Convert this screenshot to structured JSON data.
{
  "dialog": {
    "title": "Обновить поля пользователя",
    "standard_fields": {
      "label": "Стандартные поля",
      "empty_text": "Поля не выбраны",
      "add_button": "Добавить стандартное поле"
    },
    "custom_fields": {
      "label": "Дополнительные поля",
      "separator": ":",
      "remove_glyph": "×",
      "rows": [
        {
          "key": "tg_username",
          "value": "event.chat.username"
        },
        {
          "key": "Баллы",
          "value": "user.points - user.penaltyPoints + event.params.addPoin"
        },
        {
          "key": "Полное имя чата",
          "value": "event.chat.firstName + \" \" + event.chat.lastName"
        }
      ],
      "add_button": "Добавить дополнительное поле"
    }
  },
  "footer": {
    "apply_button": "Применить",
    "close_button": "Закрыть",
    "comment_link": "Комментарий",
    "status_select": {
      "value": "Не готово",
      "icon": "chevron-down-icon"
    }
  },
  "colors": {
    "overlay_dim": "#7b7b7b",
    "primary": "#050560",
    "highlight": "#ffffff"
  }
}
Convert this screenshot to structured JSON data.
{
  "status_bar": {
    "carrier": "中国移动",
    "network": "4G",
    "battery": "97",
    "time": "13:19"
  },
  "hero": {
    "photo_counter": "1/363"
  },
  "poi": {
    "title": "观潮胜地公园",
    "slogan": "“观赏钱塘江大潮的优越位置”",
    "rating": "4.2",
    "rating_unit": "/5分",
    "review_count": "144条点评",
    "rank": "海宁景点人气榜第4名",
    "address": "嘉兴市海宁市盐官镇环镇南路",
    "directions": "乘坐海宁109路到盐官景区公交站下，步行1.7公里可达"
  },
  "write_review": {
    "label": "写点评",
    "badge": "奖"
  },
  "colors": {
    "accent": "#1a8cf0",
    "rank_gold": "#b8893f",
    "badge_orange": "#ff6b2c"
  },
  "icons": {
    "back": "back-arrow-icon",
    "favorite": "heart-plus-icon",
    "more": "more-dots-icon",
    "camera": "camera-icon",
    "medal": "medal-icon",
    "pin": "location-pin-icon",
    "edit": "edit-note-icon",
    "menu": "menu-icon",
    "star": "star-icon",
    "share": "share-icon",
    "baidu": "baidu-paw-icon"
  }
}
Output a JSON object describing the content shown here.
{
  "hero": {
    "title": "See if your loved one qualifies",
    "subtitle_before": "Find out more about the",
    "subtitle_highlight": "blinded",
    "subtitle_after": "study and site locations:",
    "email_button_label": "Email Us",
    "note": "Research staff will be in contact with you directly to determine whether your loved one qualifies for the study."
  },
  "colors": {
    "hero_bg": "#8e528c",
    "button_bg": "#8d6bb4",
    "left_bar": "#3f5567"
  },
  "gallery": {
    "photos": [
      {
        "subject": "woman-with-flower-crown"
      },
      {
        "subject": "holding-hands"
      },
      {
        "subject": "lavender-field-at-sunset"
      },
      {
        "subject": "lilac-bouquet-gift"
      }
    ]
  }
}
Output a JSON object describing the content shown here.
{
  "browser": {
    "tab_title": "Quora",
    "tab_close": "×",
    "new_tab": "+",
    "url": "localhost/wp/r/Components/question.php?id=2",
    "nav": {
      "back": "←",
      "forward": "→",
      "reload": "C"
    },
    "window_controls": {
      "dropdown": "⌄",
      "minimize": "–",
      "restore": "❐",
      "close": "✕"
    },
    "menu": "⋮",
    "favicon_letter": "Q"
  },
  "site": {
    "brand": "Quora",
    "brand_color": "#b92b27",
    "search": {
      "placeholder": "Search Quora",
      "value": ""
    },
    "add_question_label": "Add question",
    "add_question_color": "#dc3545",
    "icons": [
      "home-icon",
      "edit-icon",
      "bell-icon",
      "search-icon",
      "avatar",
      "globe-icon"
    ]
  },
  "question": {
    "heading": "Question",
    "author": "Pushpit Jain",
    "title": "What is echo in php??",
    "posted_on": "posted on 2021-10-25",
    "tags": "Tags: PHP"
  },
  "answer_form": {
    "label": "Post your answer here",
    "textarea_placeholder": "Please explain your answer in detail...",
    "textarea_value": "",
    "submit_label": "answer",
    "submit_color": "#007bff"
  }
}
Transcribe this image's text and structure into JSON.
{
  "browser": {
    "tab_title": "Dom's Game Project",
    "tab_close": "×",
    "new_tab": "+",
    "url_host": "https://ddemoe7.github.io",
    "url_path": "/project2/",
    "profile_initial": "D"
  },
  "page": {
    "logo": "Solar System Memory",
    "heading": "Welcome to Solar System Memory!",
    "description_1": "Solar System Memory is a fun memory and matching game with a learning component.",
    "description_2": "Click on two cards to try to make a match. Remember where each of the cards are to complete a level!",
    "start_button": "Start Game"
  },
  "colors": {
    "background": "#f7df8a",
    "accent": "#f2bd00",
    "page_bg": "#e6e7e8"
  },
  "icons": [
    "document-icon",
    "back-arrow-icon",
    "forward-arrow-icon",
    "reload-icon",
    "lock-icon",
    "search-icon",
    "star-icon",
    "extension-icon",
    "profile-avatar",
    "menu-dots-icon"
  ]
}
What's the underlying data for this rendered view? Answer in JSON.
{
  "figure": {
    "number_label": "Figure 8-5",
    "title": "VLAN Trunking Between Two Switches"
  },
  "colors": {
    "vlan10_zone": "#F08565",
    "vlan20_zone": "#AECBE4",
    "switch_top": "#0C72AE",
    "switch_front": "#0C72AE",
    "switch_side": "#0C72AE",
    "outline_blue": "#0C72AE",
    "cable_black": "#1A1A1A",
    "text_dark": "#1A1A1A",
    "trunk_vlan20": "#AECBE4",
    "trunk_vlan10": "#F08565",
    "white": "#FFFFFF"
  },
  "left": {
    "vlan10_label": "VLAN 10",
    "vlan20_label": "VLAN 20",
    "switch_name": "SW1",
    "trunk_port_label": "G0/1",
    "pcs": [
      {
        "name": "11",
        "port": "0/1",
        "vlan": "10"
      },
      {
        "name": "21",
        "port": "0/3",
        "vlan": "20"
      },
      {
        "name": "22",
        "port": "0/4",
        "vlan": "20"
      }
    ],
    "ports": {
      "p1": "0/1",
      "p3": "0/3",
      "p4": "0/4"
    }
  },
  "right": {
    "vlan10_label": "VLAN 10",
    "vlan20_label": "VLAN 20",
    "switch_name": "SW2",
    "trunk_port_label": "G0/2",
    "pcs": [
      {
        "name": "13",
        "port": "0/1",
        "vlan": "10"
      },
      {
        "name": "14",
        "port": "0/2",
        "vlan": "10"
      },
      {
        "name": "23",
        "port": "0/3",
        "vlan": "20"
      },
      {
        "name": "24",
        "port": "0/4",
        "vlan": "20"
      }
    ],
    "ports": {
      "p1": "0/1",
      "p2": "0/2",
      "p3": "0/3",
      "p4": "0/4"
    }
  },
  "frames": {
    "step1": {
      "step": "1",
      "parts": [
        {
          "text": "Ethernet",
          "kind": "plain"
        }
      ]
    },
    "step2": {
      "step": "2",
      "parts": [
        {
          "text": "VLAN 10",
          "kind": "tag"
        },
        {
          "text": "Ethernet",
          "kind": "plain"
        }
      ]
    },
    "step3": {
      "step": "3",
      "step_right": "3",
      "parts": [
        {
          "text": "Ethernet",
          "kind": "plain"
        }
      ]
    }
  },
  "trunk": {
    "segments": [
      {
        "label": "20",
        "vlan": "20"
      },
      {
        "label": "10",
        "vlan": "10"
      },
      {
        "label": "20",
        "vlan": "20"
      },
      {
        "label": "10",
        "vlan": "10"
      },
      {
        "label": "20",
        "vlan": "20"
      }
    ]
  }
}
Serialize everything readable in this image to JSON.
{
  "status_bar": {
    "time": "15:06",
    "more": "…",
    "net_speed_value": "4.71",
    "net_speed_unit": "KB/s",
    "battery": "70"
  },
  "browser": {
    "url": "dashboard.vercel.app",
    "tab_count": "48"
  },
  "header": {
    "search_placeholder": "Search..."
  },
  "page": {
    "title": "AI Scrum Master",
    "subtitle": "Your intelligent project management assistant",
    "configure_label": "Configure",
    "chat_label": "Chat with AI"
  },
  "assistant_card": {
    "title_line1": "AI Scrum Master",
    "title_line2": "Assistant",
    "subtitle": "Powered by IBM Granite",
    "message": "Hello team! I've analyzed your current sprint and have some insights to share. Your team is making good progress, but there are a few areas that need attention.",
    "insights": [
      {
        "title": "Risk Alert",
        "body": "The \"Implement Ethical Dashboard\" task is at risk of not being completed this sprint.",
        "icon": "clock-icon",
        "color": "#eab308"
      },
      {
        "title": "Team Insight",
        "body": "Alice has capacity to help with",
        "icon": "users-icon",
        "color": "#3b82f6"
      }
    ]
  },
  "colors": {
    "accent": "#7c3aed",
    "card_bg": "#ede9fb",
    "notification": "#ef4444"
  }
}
════════════════════
> [WHAT TO DO]: Pick out each line that holds the string "Scrum".

> [EXERCISE ANSWER]:
    "title": "AI Scrum Master",
    "title_line1": "AI Scrum Master",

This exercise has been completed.